## Work to do
Pull out each line of the data that includes the word "请登陆百度开发者".

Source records
start
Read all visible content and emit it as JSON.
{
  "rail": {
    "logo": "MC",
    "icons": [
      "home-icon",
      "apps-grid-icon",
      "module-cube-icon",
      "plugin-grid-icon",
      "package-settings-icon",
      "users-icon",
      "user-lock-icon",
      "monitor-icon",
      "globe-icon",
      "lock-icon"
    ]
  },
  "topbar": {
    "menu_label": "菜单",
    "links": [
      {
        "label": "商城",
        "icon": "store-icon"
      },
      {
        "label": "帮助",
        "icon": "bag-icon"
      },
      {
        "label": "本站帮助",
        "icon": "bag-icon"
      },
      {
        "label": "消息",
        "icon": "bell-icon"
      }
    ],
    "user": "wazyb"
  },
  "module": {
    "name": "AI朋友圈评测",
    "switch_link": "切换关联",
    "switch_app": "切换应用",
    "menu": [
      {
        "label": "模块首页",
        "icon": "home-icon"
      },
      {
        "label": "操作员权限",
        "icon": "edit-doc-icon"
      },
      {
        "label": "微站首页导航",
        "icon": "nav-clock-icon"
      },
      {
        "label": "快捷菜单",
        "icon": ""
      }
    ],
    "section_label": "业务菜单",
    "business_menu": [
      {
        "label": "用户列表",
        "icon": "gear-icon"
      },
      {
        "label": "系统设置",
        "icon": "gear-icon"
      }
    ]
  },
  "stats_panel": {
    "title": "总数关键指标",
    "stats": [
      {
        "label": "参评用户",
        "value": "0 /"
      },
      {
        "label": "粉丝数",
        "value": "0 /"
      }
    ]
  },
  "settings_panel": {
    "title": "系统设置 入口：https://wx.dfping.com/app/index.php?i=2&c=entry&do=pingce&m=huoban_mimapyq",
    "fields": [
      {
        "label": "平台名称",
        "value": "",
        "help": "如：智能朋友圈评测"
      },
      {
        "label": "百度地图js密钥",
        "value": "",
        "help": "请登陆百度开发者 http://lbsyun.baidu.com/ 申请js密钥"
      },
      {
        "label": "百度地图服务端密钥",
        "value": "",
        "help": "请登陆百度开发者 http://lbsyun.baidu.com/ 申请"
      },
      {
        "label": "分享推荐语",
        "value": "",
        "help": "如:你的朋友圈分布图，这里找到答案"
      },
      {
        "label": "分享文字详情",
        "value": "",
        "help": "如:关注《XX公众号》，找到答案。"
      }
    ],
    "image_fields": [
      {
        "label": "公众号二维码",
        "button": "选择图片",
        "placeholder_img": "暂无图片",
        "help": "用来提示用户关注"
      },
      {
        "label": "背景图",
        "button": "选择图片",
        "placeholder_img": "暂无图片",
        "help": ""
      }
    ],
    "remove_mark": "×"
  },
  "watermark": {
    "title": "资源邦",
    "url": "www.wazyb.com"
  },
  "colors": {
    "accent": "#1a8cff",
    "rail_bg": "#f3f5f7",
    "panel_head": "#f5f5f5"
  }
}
end
## Result
        "help": "请登陆百度开发者 http://lbsyun.baidu.com/ 申请js密钥"
        "help": "请登陆百度开发者 http://lbsyun.baidu.com/ 申请"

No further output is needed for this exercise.